## What is being asked
Find each line with the word "pacientes" and copy it.

[Stored records]
——

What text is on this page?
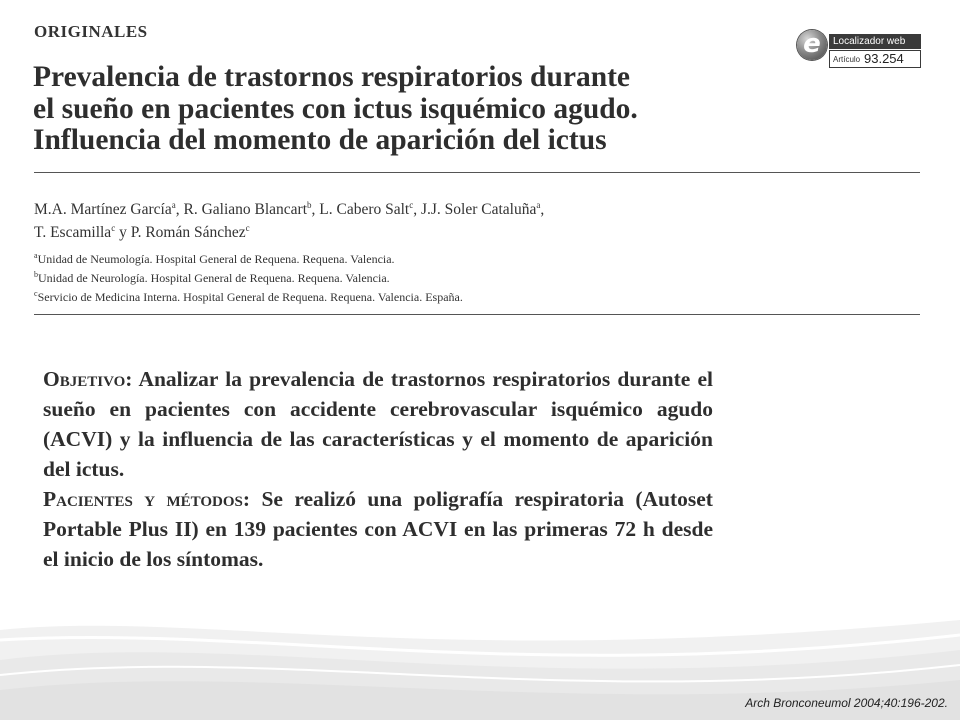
ORIGINALES	e	Localizador web
Artículo 93.254
Prevalencia de trastornos respiratorios durante
el sueño en pacientes con ictus isquémico agudo.
Influencia del momento de aparición del ictus
M.A. Martínez García$^a$, R. Galiano Blancart$^b$, L. Cabero Salt$^c$, J.J. Soler Cataluña$^a$,
T. Escamilla$^c$ y P. Román Sánchez$^c$
$^a$Unidad de Neumología. Hospital General de Requena. Requena. Valencia.
$^b$Unidad de Neurología. Hospital General de Requena. Requena. Valencia.
$^c$Servicio de Medicina Interna. Hospital General de Requena. Requena. Valencia. España.

Objetivo: Analizar la prevalencia de trastornos respiratorios durante el sueño en pacientes con accidente cerebrovascular isquémico agudo (ACVI) y la influencia de las características y el momento de aparición del ictus.

Pacientes y métodos: Se realizó una poligrafía respiratoria (Autoset Portable Plus II) en 139 pacientes con ACVI en las primeras 72 h desde el inicio de los síntomas.

Arch Bronconeumol 2004;40:196-202.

——

## Expected output
el sueño en pacientes con ictus isquémico agudo.
Objetivo: Analizar la prevalencia de trastornos respiratorios durante el sueño en pacientes con accidente cerebrovascular isquémico agudo (ACVI) y la influencia de las características y el momento de aparición del ictus.
Pacientes y métodos: Se realizó una poligrafía respiratoria (Autoset Portable Plus II) en 139 pacientes con ACVI en las primeras 72 h desde el inicio de los síntomas.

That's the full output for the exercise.